Of the lines below, how many hold the string "JSON"? Give only the number.

★ ★ ★ ★

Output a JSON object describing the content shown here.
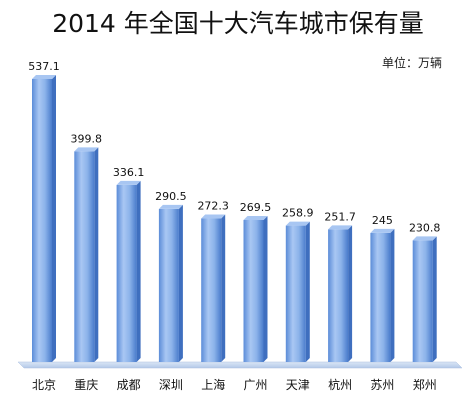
{
  "chart_data": {
    "type": "bar",
    "title": "2014 年全国十大汽车城市保有量",
    "unit": "单位：万辆",
    "categories": [
      "北京",
      "重庆",
      "成都",
      "深圳",
      "上海",
      "广州",
      "天津",
      "杭州",
      "苏州",
      "郑州"
    ],
    "values": [
      537.1,
      399.8,
      336.1,
      290.5,
      272.3,
      269.5,
      258.9,
      251.7,
      245,
      230.8
    ],
    "value_labels": [
      "537.1",
      "399.8",
      "336.1",
      "290.5",
      "272.3",
      "269.5",
      "258.9",
      "251.7",
      "245",
      "230.8"
    ],
    "ylim": [
      0,
      537.1
    ],
    "grid": false,
    "legend": "none",
    "colors": {
      "bar_light": "#c9dcf7",
      "bar_mid": "#8ab1ea",
      "bar_dark": "#4b7fd0",
      "bar_top": "#a8c6f2",
      "floor": "#c3d6ee",
      "text": "#111111"
    }
  }
}
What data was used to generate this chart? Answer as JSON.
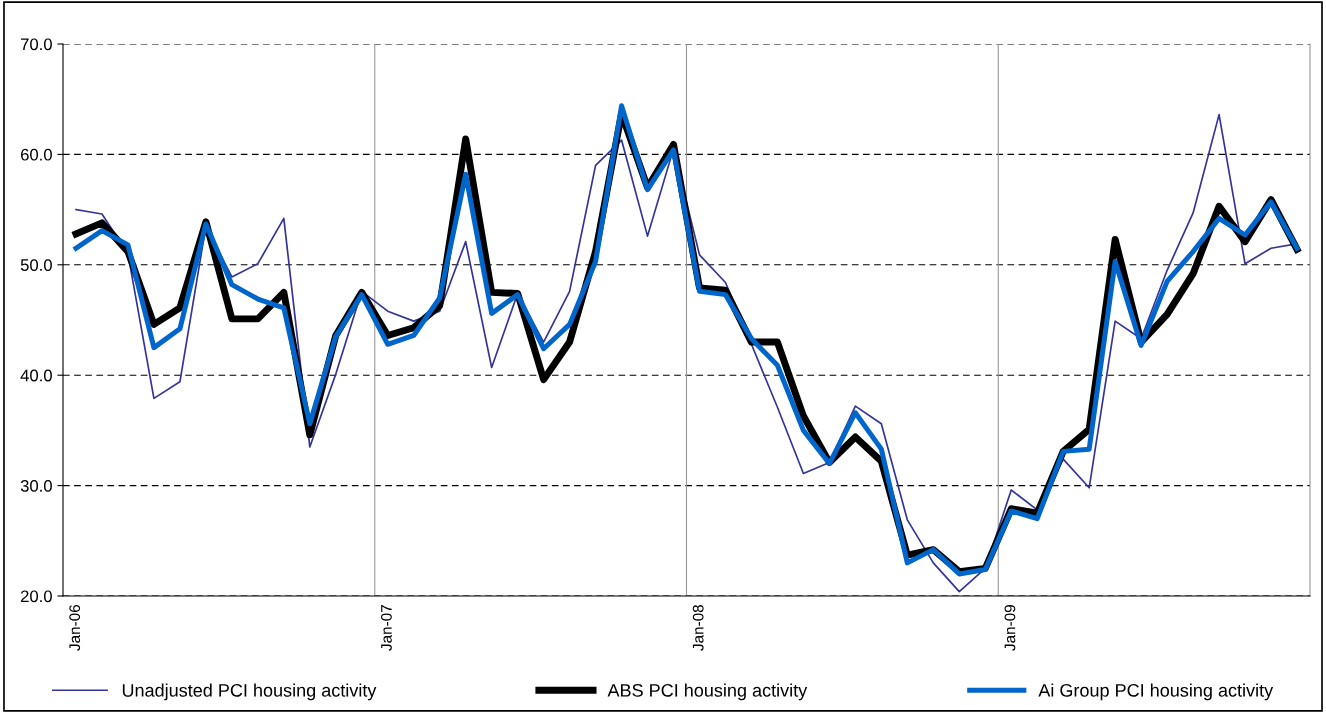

★ ★ ★ ★

Written response – 2